* Exercise details *
Collect all lines containing the word "GoliathHRD" from the data.

(Saved data entries)
· · ·
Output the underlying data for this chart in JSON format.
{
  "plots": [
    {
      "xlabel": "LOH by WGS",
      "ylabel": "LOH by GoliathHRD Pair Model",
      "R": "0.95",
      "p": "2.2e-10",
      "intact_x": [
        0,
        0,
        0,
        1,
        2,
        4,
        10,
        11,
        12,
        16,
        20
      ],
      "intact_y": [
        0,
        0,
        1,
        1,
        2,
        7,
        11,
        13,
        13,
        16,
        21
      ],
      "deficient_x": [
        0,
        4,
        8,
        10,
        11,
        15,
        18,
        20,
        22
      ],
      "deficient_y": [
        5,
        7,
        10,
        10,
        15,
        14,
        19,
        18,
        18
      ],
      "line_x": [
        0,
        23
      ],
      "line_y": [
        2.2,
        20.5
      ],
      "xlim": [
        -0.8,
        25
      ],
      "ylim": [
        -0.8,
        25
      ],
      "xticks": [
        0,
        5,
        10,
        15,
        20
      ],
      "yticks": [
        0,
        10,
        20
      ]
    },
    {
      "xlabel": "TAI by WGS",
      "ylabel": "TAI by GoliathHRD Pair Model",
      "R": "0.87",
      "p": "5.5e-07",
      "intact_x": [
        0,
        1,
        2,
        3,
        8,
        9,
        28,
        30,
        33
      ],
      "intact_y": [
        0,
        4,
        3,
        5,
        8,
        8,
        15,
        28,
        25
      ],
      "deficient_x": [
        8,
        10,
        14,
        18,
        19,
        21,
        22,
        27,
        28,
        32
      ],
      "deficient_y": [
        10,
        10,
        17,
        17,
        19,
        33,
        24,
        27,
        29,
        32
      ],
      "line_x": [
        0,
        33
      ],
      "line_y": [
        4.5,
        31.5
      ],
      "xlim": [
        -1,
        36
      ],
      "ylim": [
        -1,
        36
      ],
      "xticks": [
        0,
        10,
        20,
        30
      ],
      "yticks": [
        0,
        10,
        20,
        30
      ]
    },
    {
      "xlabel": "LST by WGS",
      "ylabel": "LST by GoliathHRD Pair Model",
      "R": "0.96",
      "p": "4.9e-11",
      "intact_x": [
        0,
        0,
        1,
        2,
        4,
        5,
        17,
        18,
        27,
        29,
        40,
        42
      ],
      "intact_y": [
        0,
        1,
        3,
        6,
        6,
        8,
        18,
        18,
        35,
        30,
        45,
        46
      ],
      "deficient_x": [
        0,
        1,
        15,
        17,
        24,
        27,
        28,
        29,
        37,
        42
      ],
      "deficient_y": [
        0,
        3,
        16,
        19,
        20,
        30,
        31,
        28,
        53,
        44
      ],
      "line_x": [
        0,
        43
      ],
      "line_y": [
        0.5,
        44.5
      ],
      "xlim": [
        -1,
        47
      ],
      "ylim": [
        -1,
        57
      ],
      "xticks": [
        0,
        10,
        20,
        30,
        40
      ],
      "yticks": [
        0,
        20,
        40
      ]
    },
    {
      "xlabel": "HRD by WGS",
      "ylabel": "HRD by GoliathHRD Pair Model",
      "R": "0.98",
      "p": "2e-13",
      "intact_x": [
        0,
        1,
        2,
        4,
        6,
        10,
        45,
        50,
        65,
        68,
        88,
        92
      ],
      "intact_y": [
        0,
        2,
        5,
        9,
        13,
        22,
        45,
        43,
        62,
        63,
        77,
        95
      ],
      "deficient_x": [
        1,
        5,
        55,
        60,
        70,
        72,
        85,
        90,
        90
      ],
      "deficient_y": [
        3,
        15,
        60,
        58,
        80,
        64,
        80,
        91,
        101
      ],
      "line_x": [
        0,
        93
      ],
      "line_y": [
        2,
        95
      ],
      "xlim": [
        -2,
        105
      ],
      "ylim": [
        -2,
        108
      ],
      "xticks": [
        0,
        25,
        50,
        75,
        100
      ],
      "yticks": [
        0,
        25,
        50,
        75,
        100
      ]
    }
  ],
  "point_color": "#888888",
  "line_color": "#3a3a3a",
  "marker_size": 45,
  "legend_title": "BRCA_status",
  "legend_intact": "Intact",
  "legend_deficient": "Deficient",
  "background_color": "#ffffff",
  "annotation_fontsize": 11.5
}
· · ·
* Final result *
      "ylabel": "LOH by GoliathHRD Pair Model",
      "ylabel": "TAI by GoliathHRD Pair Model",
      "ylabel": "LST by GoliathHRD Pair Model",
      "ylabel": "HRD by GoliathHRD Pair Model",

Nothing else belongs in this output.